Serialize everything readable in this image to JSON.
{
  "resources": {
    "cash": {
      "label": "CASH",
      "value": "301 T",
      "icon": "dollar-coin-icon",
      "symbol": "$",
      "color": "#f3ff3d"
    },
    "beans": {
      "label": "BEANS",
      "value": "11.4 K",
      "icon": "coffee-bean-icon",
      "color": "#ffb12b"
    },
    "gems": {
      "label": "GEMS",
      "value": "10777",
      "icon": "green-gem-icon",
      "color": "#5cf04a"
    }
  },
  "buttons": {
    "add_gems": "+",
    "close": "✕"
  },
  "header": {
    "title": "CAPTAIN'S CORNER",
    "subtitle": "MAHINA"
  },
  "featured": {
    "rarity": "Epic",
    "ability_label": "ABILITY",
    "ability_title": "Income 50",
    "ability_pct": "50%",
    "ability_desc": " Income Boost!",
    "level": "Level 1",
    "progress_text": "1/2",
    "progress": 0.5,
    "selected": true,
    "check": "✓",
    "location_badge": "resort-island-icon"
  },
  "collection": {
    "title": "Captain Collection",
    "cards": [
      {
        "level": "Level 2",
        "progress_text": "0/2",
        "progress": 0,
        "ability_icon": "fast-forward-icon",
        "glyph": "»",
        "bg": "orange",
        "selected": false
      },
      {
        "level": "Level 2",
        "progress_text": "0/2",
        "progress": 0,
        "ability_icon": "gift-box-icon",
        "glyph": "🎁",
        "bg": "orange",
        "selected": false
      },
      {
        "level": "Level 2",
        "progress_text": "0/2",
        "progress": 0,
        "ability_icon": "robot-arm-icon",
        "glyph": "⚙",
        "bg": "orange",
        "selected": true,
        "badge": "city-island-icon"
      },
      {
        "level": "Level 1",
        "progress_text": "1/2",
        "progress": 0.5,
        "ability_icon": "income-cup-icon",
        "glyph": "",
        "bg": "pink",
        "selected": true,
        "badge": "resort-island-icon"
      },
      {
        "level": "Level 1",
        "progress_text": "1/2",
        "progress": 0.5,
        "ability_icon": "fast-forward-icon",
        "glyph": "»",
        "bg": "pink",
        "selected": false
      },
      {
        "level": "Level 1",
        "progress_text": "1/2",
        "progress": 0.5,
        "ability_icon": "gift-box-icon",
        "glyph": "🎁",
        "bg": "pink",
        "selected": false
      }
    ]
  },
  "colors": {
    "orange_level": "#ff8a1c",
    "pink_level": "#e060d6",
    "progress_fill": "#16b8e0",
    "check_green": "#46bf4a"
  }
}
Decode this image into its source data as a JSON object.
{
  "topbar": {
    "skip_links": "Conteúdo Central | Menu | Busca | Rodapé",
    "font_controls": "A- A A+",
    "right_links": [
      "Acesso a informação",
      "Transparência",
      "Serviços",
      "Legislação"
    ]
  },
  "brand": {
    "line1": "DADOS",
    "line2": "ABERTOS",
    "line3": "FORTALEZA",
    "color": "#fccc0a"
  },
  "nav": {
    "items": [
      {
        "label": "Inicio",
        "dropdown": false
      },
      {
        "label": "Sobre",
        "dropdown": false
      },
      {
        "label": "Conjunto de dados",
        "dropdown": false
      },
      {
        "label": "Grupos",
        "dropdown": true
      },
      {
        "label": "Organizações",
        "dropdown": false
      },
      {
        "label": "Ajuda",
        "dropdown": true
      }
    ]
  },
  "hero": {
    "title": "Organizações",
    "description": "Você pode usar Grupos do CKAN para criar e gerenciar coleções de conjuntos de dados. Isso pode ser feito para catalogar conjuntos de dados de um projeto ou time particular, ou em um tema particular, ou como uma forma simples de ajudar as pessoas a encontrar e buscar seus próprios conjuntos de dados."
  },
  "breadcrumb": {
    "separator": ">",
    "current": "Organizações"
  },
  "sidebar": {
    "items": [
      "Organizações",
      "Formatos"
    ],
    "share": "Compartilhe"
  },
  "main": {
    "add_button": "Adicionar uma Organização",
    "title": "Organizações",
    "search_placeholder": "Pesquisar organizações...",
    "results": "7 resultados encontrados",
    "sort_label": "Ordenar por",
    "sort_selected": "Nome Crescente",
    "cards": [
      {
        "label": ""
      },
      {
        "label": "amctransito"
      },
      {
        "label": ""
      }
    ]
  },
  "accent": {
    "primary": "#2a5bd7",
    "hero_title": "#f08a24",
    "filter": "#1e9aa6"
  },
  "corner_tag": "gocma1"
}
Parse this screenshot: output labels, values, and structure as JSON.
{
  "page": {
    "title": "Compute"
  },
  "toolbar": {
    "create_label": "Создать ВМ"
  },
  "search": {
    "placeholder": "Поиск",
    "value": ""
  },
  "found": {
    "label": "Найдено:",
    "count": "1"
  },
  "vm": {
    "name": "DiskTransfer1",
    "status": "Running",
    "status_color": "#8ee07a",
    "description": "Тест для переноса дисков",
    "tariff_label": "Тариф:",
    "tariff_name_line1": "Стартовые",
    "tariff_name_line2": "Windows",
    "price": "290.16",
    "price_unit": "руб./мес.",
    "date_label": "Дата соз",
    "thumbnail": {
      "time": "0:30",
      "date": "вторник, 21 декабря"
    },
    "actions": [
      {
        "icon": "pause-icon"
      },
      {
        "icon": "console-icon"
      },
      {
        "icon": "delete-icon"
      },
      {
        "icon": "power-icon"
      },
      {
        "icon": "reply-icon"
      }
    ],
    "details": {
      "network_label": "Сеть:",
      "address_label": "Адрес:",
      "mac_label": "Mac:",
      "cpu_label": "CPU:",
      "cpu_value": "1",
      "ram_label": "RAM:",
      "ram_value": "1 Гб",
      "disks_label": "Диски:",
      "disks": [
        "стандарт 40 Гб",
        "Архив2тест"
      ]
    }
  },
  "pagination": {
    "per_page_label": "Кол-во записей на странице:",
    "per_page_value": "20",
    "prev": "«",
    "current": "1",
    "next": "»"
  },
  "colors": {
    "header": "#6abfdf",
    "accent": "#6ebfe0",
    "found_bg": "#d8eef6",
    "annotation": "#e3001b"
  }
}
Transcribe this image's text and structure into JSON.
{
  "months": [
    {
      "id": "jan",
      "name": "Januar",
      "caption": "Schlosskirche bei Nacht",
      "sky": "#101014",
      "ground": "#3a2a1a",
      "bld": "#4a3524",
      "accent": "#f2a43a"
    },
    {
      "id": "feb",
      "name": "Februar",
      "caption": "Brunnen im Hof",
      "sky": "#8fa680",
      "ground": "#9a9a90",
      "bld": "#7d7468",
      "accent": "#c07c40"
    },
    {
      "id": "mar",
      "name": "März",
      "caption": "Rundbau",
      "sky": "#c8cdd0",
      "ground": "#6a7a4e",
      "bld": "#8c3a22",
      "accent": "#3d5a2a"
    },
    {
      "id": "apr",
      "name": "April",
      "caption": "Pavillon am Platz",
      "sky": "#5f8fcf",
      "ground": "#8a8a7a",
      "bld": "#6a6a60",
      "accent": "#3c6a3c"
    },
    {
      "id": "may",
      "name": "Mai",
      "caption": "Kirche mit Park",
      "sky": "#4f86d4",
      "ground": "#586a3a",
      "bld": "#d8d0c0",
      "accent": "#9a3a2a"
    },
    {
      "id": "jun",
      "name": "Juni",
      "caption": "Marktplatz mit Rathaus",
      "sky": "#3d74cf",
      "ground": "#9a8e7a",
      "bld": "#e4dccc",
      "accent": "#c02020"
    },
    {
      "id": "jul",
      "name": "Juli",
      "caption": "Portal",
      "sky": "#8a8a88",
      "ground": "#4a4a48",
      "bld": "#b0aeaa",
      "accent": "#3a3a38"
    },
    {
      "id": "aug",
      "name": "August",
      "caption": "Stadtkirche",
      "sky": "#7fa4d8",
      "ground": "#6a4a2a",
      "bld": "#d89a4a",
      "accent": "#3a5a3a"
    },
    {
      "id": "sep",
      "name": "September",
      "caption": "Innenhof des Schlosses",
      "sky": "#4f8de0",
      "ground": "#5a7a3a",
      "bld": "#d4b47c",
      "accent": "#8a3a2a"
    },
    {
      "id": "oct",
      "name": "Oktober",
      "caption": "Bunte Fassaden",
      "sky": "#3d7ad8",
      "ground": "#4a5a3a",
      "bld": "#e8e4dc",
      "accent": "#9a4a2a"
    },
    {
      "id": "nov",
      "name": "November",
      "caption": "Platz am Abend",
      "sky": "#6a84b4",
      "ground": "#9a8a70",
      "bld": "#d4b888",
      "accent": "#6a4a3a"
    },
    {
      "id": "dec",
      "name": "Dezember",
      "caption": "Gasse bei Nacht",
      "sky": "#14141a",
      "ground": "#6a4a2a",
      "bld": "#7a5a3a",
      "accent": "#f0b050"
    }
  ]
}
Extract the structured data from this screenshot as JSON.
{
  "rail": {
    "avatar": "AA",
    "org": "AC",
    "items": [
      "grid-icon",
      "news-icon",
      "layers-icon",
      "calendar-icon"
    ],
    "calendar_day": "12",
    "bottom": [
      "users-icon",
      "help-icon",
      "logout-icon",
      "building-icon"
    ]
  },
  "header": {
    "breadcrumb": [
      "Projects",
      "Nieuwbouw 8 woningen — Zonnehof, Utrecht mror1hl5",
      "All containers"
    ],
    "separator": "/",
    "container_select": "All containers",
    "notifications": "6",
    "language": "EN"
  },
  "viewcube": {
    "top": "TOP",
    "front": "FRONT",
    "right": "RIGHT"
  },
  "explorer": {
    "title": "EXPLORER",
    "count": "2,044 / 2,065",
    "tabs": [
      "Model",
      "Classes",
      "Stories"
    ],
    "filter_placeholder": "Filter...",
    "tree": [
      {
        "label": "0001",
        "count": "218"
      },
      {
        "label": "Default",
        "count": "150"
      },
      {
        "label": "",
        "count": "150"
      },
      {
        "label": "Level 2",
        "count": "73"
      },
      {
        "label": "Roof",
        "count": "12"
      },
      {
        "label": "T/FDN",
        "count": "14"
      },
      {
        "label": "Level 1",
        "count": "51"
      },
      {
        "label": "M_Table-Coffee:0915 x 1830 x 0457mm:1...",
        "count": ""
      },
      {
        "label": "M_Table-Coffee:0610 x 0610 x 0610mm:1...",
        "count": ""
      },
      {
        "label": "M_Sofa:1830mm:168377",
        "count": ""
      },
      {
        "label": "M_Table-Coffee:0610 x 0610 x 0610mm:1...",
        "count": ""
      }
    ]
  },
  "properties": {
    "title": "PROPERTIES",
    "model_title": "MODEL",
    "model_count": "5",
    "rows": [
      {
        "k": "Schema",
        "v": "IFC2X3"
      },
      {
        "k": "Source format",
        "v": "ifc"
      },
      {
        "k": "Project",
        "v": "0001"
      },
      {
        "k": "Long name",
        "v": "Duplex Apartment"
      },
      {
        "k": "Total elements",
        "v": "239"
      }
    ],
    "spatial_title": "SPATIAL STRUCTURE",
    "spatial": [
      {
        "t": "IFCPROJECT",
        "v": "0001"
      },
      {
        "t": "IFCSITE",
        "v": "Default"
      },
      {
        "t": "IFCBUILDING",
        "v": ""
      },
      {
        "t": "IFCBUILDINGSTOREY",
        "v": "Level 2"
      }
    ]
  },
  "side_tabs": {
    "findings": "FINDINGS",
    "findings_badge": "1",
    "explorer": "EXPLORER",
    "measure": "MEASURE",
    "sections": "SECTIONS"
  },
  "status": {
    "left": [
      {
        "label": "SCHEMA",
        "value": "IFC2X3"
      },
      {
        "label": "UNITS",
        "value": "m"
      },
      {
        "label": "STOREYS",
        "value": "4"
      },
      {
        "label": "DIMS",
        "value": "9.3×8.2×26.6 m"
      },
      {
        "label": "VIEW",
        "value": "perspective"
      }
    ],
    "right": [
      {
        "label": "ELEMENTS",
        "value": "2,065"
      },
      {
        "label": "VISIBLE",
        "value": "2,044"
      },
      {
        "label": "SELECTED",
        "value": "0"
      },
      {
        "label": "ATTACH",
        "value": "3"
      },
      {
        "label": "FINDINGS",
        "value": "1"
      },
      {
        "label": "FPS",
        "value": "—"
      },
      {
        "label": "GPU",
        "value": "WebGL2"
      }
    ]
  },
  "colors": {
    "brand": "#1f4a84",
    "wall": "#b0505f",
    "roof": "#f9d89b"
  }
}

○ ○ ○ ○ ○ ○ ○

# Task requirements
Pull out every line containing "into".

# Exercise solution
Decode this image into its source data as a JSON object.
Transcribe this image's text and structure into JSON.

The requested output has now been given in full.